* Stated problem *
Restate each of the lines given below, word for word.

* Records for this task *
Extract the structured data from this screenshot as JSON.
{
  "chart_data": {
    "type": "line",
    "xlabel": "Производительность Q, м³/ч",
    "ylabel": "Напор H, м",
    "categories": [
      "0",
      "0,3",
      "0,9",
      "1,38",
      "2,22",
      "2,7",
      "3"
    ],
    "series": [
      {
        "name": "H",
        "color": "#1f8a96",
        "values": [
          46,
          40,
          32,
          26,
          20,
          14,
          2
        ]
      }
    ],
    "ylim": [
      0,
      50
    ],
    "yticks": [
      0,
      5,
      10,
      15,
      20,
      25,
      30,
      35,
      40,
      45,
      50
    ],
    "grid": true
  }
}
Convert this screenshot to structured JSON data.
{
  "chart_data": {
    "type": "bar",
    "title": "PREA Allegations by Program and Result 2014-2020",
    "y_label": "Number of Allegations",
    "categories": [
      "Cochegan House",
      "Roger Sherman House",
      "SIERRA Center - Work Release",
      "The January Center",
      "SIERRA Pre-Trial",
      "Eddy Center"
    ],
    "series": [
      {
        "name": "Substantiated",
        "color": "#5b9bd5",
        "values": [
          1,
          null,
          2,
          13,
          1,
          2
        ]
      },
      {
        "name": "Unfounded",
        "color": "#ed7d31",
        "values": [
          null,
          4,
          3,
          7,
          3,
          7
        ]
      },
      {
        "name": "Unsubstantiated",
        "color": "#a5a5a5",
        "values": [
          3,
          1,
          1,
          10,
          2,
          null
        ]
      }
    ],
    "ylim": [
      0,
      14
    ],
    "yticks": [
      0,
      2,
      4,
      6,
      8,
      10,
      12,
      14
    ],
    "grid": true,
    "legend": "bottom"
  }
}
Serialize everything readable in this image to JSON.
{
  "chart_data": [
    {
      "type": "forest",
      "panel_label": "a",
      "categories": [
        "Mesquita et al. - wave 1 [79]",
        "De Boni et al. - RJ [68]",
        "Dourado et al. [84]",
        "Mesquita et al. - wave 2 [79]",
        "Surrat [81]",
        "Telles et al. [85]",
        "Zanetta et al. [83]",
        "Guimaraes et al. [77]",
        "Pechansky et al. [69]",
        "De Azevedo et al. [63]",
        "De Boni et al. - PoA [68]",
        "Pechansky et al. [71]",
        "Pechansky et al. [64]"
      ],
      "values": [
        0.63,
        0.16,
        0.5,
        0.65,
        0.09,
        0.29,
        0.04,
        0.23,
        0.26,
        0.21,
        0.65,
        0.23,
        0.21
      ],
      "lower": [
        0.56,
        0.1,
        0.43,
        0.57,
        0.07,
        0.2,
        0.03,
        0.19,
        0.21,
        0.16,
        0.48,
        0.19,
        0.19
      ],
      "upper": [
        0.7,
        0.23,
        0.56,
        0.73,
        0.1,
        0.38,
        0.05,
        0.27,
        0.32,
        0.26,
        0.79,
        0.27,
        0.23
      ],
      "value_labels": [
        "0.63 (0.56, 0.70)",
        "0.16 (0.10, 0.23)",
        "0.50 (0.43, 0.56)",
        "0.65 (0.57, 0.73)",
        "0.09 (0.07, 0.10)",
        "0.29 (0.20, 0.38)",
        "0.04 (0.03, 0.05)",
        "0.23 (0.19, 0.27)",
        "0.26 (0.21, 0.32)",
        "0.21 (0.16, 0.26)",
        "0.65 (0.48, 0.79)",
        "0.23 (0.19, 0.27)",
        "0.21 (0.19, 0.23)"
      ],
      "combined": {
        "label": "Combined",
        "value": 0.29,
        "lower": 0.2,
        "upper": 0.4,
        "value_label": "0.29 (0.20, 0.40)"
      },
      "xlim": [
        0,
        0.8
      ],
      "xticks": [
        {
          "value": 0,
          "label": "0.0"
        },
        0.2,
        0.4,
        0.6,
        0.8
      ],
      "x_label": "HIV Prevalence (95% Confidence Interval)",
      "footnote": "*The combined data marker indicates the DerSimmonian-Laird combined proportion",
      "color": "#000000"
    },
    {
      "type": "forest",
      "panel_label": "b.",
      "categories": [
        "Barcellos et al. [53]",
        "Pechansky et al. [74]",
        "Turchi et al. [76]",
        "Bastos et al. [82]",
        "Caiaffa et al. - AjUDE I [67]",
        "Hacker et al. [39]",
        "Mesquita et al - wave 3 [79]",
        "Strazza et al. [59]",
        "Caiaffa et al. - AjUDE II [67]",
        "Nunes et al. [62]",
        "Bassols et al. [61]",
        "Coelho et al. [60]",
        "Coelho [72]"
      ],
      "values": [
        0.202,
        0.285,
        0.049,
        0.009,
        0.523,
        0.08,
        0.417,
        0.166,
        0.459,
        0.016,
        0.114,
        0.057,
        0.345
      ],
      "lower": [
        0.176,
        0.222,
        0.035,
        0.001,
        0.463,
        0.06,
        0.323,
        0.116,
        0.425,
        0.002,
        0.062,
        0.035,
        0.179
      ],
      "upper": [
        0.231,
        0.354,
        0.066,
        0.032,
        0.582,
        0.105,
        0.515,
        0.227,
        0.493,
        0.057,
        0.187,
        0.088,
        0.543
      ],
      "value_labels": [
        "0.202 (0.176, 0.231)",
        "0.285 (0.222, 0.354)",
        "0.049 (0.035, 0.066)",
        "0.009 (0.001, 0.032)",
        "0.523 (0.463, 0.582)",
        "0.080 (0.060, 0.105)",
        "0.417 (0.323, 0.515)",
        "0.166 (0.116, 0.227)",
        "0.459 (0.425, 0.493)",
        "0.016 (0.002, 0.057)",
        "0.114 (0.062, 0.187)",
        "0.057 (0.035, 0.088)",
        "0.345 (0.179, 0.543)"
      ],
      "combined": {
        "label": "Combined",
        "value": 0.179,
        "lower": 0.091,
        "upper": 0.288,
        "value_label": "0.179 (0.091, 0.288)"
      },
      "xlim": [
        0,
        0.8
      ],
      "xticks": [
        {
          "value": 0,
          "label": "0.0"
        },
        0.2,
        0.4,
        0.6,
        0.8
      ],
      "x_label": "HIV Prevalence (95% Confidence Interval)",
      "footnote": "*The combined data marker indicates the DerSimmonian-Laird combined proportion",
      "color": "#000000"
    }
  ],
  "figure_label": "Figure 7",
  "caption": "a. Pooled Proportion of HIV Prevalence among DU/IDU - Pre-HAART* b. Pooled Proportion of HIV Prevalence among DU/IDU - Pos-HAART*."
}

* Reply *
Extract the structured data from this screenshot as JSON.
{
  "chart_data": {
    "type": "line",
    "xlabel": "Производительность Q, м³/ч",
    "ylabel": "Напор H, м",
    "categories": [
      "0",
      "0,3",
      "0,9",
      "1,38",
      "2,22",
      "2,7",
      "3"
    ],
    "series": [
      {
        "name": "H",
        "color": "#1f8a96",
        "values": [
          46,
          40,
          32,
          26,
          20,
          14,
          2
        ]
      }
    ],
    "ylim": [
      0,
      50
    ],
    "yticks": [
      0,
      5,
      10,
      15,
      20,
      25,
      30,
      35,
      40,
      45,
      50
    ],
    "grid": true
  }
}
Convert this screenshot to structured JSON data.
{
  "chart_data": {
    "type": "bar",
    "title": "PREA Allegations by Program and Result 2014-2020",
    "y_label": "Number of Allegations",
    "categories": [
      "Cochegan House",
      "Roger Sherman House",
      "SIERRA Center - Work Release",
      "The January Center",
      "SIERRA Pre-Trial",
      "Eddy Center"
    ],
    "series": [
      {
        "name": "Substantiated",
        "color": "#5b9bd5",
        "values": [
          1,
          null,
          2,
          13,
          1,
          2
        ]
      },
      {
        "name": "Unfounded",
        "color": "#ed7d31",
        "values": [
          null,
          4,
          3,
          7,
          3,
          7
        ]
      },
      {
        "name": "Unsubstantiated",
        "color": "#a5a5a5",
        "values": [
          3,
          1,
          1,
          10,
          2,
          null
        ]
      }
    ],
    "ylim": [
      0,
      14
    ],
    "yticks": [
      0,
      2,
      4,
      6,
      8,
      10,
      12,
      14
    ],
    "grid": true,
    "legend": "bottom"
  }
}
Serialize everything readable in this image to JSON.
{
  "chart_data": [
    {
      "type": "forest",
      "panel_label": "a",
      "categories": [
        "Mesquita et al. - wave 1 [79]",
        "De Boni et al. - RJ [68]",
        "Dourado et al. [84]",
        "Mesquita et al. - wave 2 [79]",
        "Surrat [81]",
        "Telles et al. [85]",
        "Zanetta et al. [83]",
        "Guimaraes et al. [77]",
        "Pechansky et al. [69]",
        "De Azevedo et al. [63]",
        "De Boni et al. - PoA [68]",
        "Pechansky et al. [71]",
        "Pechansky et al. [64]"
      ],
      "values": [
        0.63,
        0.16,
        0.5,
        0.65,
        0.09,
        0.29,
        0.04,
        0.23,
        0.26,
        0.21,
        0.65,
        0.23,
        0.21
      ],
      "lower": [
        0.56,
        0.1,
        0.43,
        0.57,
        0.07,
        0.2,
        0.03,
        0.19,
        0.21,
        0.16,
        0.48,
        0.19,
        0.19
      ],
      "upper": [
        0.7,
        0.23,
        0.56,
        0.73,
        0.1,
        0.38,
        0.05,
        0.27,
        0.32,
        0.26,
        0.79,
        0.27,
        0.23
      ],
      "value_labels": [
        "0.63 (0.56, 0.70)",
        "0.16 (0.10, 0.23)",
        "0.50 (0.43, 0.56)",
        "0.65 (0.57, 0.73)",
        "0.09 (0.07, 0.10)",
        "0.29 (0.20, 0.38)",
        "0.04 (0.03, 0.05)",
        "0.23 (0.19, 0.27)",
        "0.26 (0.21, 0.32)",
        "0.21 (0.16, 0.26)",
        "0.65 (0.48, 0.79)",
        "0.23 (0.19, 0.27)",
        "0.21 (0.19, 0.23)"
      ],
      "combined": {
        "label": "Combined",
        "value": 0.29,
        "lower": 0.2,
        "upper": 0.4,
        "value_label": "0.29 (0.20, 0.40)"
      },
      "xlim": [
        0,
        0.8
      ],
      "xticks": [
        {
          "value": 0,
          "label": "0.0"
        },
        0.2,
        0.4,
        0.6,
        0.8
      ],
      "x_label": "HIV Prevalence (95% Confidence Interval)",
      "footnote": "*The combined data marker indicates the DerSimmonian-Laird combined proportion",
      "color": "#000000"
    },
    {
      "type": "forest",
      "panel_label": "b.",
      "categories": [
        "Barcellos et al. [53]",
        "Pechansky et al. [74]",
        "Turchi et al. [76]",
        "Bastos et al. [82]",
        "Caiaffa et al. - AjUDE I [67]",
        "Hacker et al. [39]",
        "Mesquita et al - wave 3 [79]",
        "Strazza et al. [59]",
        "Caiaffa et al. - AjUDE II [67]",
        "Nunes et al. [62]",
        "Bassols et al. [61]",
        "Coelho et al. [60]",
        "Coelho [72]"
      ],
      "values": [
        0.202,
        0.285,
        0.049,
        0.009,
        0.523,
        0.08,
        0.417,
        0.166,
        0.459,
        0.016,
        0.114,
        0.057,
        0.345
      ],
      "lower": [
        0.176,
        0.222,
        0.035,
        0.001,
        0.463,
        0.06,
        0.323,
        0.116,
        0.425,
        0.002,
        0.062,
        0.035,
        0.179
      ],
      "upper": [
        0.231,
        0.354,
        0.066,
        0.032,
        0.582,
        0.105,
        0.515,
        0.227,
        0.493,
        0.057,
        0.187,
        0.088,
        0.543
      ],
      "value_labels": [
        "0.202 (0.176, 0.231)",
        "0.285 (0.222, 0.354)",
        "0.049 (0.035, 0.066)",
        "0.009 (0.001, 0.032)",
        "0.523 (0.463, 0.582)",
        "0.080 (0.060, 0.105)",
        "0.417 (0.323, 0.515)",
        "0.166 (0.116, 0.227)",
        "0.459 (0.425, 0.493)",
        "0.016 (0.002, 0.057)",
        "0.114 (0.062, 0.187)",
        "0.057 (0.035, 0.088)",
        "0.345 (0.179, 0.543)"
      ],
      "combined": {
        "label": "Combined",
        "value": 0.179,
        "lower": 0.091,
        "upper": 0.288,
        "value_label": "0.179 (0.091, 0.288)"
      },
      "xlim": [
        0,
        0.8
      ],
      "xticks": [
        {
          "value": 0,
          "label": "0.0"
        },
        0.2,
        0.4,
        0.6,
        0.8
      ],
      "x_label": "HIV Prevalence (95% Confidence Interval)",
      "footnote": "*The combined data marker indicates the DerSimmonian-Laird combined proportion",
      "color": "#000000"
    }
  ],
  "figure_label": "Figure 7",
  "caption": "a. Pooled Proportion of HIV Prevalence among DU/IDU - Pre-HAART* b. Pooled Proportion of HIV Prevalence among DU/IDU - Pos-HAART*."
}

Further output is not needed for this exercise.